_Direction:_ Return each line of the data below verbatim; pictures are to be left out.

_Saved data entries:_

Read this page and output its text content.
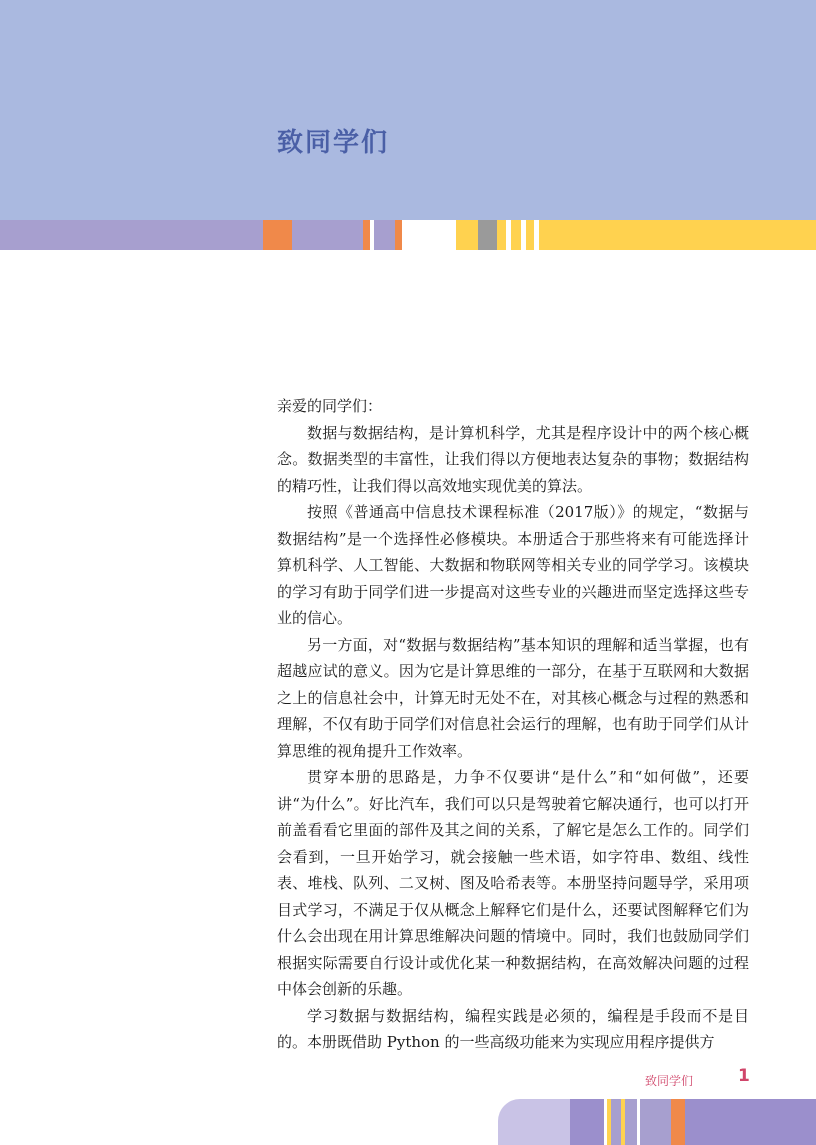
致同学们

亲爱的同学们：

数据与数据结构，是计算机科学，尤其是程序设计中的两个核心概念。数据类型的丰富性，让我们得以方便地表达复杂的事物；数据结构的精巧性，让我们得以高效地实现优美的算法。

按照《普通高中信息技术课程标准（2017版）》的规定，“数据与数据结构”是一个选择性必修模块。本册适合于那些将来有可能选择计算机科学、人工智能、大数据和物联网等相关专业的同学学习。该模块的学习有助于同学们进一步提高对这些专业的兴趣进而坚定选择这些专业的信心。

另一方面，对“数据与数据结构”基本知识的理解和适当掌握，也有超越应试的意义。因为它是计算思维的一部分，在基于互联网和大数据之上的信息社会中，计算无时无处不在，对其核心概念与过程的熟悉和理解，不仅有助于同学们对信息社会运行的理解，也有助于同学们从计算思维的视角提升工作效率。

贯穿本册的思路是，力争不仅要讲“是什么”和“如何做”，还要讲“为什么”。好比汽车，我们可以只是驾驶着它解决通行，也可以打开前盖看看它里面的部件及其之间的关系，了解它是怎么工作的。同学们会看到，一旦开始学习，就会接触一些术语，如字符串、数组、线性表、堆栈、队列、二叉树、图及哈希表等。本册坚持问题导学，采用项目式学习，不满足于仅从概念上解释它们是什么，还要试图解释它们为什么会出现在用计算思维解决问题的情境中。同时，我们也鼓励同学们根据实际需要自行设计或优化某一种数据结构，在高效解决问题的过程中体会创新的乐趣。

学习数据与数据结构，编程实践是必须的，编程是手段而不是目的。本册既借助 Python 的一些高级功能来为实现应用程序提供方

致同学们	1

_Problem solution:_
Read this page and output its text content.
致同学们

亲爱的同学们：

数据与数据结构，是计算机科学，尤其是程序设计中的两个核心概念。数据类型的丰富性，让我们得以方便地表达复杂的事物；数据结构的精巧性，让我们得以高效地实现优美的算法。

按照《普通高中信息技术课程标准（2017版）》的规定，“数据与数据结构”是一个选择性必修模块。本册适合于那些将来有可能选择计算机科学、人工智能、大数据和物联网等相关专业的同学学习。该模块的学习有助于同学们进一步提高对这些专业的兴趣进而坚定选择这些专业的信心。

另一方面，对“数据与数据结构”基本知识的理解和适当掌握，也有超越应试的意义。因为它是计算思维的一部分，在基于互联网和大数据之上的信息社会中，计算无时无处不在，对其核心概念与过程的熟悉和理解，不仅有助于同学们对信息社会运行的理解，也有助于同学们从计算思维的视角提升工作效率。

贯穿本册的思路是，力争不仅要讲“是什么”和“如何做”，还要讲“为什么”。好比汽车，我们可以只是驾驶着它解决通行，也可以打开前盖看看它里面的部件及其之间的关系，了解它是怎么工作的。同学们会看到，一旦开始学习，就会接触一些术语，如字符串、数组、线性表、堆栈、队列、二叉树、图及哈希表等。本册坚持问题导学，采用项目式学习，不满足于仅从概念上解释它们是什么，还要试图解释它们为什么会出现在用计算思维解决问题的情境中。同时，我们也鼓励同学们根据实际需要自行设计或优化某一种数据结构，在高效解决问题的过程中体会创新的乐趣。

学习数据与数据结构，编程实践是必须的，编程是手段而不是目的。本册既借助 Python 的一些高级功能来为实现应用程序提供方

致同学们	1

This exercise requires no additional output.